Pomimo że byłam wychowana w bardzo otwartym, szczerym i liberalnym domu, czuję, że w naszym społeczeństwie (i mam na myśli nie tylko Polskę) seks jest wciąż tematem tabu. Rodzice nie rozmawiają o nim z dziećmi, boją się pokazywać przed nimi nago, w szkołach nauka o seksie jest torpedowana przez konserwatywne grupy a samo słownictwo intymne ciężko przechodzi ludziom przez usta. Penis. Pochwa. Cipka. Wypowiadanie tych słów budzi stłumiony chichot wśród słuchaczy, jakby byli bandą gimnazjalistów, którzy dopiero odkrywają swoją seksualność.
Gdy wchodziłam w kampanię edukacyjną dotyczącą antykoncepcji, kilkoro znajomych wyraziło swoje wątpliwości: to kontrowersyjny, trudny temat. Jesteś odważna, że w to wchodzisz. No ale dlaczego? Co jest kontrowersyjnego i trudnego w temacie, który dotyczy praktycznie każdego człowieka i ma związek z seksem, który przecież nie jest niczym złym, obrzydliwym albo zakazanym? Nie żyjemy w średniowieczu, mamy dostęp do wiedzy na każdy temat, każdy z nas pochodzi z seksu. Każdy go doświadcza i lubi. A mimo tego wciąż boimy się o nim rozmawiać.
Czasem, wchodząc na tematy okołoseksualne ze znajomymi, spotykam się z jakimś sprzeciwem i murem nieśmiałości. Faceci ucinają temat słowami „to trzeba robić a nie o tym mówić” a kobiety albo wstydzą się o tym rozmawiać albo wręcz oskarżają mnie o zbytnią ciekawość lub wylewność. Z najbliższymi przyjaciółkami jednak nie mam zupełnie tego problemu, bo znamy się na tyle dobrze, mamy do siebie zaufanie i umiemy rozmawiać o wszystkim, że i tu możemy popłynąć i wymienić się doświadczeniami, fantazjami lub spostrzeżeniami.

__Co zrobić__:
(1) Odpowiedz krótko na pytania do fragmentu o tabu wokół seksu:
(a) Jakie trzy słowa z intymnego słownictwa pojawiają się we fragmencie?
(b) Czego dotyczyła kampania edukacyjna?
(c) Jakimi słowami faceci ucinają rozmowę na tematy okołoseksualne?
(2) Przepisz z fragmentu o tabu wokół seksu tekst od „Gdy wchodziłam w” do „o nim rozmawiać.” włącznie.
(3) Dopisz dalszy ciąg fragmentu o tabu wokół seksu, zaczynając zaraz po jego ostatnim zdaniu.

__Wiersze danych__:
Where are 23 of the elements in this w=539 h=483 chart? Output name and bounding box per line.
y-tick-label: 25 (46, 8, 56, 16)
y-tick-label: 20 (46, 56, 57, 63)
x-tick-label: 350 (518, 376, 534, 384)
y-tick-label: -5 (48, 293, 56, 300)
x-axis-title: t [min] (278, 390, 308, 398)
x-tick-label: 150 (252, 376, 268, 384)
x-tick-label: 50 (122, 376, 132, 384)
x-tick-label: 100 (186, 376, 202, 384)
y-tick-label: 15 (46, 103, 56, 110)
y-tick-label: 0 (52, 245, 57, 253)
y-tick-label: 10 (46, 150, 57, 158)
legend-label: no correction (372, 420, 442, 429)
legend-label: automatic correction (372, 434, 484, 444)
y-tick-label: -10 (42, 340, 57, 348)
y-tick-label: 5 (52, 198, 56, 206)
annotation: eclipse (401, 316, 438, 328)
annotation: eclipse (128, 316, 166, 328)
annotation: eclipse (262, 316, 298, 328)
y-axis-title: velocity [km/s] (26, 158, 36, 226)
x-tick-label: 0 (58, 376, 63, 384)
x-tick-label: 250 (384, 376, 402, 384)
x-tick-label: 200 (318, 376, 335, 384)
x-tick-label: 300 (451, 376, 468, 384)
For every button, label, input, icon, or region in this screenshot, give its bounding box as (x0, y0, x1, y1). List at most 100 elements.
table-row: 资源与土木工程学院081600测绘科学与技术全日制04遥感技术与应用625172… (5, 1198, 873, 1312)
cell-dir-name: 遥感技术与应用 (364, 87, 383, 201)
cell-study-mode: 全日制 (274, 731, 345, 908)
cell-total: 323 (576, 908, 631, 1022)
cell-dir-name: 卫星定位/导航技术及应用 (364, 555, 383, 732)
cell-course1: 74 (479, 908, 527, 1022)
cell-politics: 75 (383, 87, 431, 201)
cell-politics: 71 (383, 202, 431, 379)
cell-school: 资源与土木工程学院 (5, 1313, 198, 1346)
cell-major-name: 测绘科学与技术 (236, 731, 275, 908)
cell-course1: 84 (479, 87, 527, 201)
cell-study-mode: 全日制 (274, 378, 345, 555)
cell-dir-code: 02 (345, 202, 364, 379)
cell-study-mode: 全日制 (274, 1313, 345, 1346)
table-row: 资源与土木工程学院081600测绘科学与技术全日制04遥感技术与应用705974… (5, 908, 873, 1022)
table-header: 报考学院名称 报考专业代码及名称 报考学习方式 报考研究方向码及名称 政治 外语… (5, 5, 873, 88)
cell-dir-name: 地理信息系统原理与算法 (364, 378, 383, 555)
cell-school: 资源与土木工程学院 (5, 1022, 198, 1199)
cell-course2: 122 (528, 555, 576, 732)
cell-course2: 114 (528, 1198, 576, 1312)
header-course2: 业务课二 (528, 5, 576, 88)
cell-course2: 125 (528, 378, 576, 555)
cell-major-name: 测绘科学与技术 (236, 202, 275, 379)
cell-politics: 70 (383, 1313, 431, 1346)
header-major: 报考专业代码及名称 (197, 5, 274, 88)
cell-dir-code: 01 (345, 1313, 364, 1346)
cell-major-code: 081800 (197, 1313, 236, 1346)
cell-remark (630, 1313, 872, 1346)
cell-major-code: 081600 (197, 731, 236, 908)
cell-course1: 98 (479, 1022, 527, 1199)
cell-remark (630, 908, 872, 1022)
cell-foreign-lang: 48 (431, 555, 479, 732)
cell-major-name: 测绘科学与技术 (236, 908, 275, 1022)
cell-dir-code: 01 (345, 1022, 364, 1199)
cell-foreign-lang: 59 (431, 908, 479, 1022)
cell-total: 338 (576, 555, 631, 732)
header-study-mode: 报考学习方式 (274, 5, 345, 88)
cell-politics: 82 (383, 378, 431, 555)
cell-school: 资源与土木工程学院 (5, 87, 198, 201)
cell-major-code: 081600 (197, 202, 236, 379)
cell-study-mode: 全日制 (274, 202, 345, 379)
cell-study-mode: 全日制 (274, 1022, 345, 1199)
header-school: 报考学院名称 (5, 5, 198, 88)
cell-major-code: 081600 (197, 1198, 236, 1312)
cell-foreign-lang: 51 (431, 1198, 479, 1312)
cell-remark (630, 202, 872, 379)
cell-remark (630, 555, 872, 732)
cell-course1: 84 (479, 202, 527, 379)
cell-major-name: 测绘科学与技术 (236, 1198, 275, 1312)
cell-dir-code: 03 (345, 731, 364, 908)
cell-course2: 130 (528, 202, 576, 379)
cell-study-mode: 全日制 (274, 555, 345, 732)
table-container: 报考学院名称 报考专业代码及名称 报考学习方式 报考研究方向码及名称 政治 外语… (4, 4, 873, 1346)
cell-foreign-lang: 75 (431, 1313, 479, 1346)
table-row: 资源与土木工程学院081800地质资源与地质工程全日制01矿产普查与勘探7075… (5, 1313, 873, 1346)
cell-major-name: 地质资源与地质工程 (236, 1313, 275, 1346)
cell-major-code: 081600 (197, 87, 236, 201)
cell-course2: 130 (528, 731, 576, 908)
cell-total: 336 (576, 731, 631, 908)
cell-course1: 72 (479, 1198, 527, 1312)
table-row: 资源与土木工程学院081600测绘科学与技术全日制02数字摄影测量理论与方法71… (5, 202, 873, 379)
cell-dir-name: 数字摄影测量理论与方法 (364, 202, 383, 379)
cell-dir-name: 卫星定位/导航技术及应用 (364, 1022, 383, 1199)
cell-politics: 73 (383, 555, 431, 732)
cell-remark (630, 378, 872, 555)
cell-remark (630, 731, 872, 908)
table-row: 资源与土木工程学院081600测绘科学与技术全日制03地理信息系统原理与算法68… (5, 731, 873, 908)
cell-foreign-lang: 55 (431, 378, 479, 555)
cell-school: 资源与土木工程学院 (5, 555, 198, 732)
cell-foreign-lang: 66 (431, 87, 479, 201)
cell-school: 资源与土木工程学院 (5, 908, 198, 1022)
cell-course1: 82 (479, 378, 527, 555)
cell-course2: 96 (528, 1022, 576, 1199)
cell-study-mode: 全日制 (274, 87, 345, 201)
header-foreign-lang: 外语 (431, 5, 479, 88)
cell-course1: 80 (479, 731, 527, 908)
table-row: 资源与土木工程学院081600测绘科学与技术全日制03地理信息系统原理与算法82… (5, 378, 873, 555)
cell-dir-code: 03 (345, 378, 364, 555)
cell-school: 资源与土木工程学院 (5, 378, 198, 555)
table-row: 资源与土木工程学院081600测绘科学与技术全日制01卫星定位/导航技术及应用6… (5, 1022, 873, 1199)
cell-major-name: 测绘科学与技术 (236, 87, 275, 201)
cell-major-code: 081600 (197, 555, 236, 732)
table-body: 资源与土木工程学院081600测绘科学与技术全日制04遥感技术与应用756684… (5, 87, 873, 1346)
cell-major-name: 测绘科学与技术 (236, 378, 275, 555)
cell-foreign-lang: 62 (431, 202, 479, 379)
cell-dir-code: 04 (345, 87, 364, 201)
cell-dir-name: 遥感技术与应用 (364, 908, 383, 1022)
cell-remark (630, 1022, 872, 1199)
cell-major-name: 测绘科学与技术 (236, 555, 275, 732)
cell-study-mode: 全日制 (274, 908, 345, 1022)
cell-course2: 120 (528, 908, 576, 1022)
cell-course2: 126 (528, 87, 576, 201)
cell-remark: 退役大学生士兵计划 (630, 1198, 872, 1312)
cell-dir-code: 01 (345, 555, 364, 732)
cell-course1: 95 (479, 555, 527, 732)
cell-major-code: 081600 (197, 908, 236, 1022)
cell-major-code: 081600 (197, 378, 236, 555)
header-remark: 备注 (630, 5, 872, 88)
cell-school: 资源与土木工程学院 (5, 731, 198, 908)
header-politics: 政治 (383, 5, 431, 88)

__Odpowiedzi__:
(1)
(a) Penis, pochwa, cipka.
(b) Antykoncepcji.
(c) „to trzeba robić a nie o tym mówić”

(2)
Gdy wchodziłam w kampanię edukacyjną dotyczącą antykoncepcji, kilkoro znajomych wyraziło swoje wątpliwości: to kontrowersyjny, trudny temat. Jesteś odważna, że w to wchodzisz. No ale dlaczego? Co jest kontrowersyjnego i trudnego w temacie, który dotyczy praktycznie każdego człowieka i ma związek z seksem, który przecież nie jest niczym złym, obrzydliwym albo zakazanym? Nie żyjemy w średniowieczu, mamy dostęp do wiedzy na każdy temat, każdy z nas pochodzi z seksu. Każdy go doświadcza i lubi. A mimo tego wciąż boimy się o nim rozmawiać.

(3)
I tylko szkoda, że tych naszych szczerych rozmów przy wódce lub herbacie, nie mogą usłyszeć mężczyźni lub inne kobiety. Bo okazałoby się, że ich wyobrażenie o seksie zbudowane na podstawie pornoli lub przekonaniu o własnej odmienności runęłoby w gruzach. Granica tego, co normalne, jest naprawdę daleko posunięta.
Te szczere rozmowy z dziewczynami działają na mnie naprawdę wspaniale. Chyba najczęściej padającą na nich frazą jest „tak! Tak! Mam to samo!” i odnoszę wrażenie, że właśnie to odkrywanie, że nie jesteśmy jakimiś freakami z naszymi preferencjami seksualnymi – pozwala nam je wreszcie zaakceptować i czerpać z nich prostą przyjemność. Może w większym gronie nie byłybyśmy tak otwarte. Może w mniejszym gronie nie miałybyśmy tylu cech wspólnych które ośmielają nas do kolejnych zwierzeń. Dlatego temat seksu wychodzi przeważnie, gdy jesteśmy we trójkę lub czwórkę.
No i tak zrodził sie pomysł na blogowy cykl artykułów o seksie. Nie mentorskich, nie profesjonalnych, ale takich bazujących właśnie na naszych, kobiecych rozmowach. Z czasem typu notek przybędzie i postaram się też pogadać z psychologami, seksuologami i mężczyznami. Zrobię też tour po różnych seksshopach, żeby dowiedzieć się czegoś ciekawego o zabawkach erotycznych i prezerwatywach. Ale – choć tematów cała rzeka – zacznę od relacji z naszych babskich pogawędek, bo myślę, że okażą się dla Was bardzo pouczające i inspirujące :)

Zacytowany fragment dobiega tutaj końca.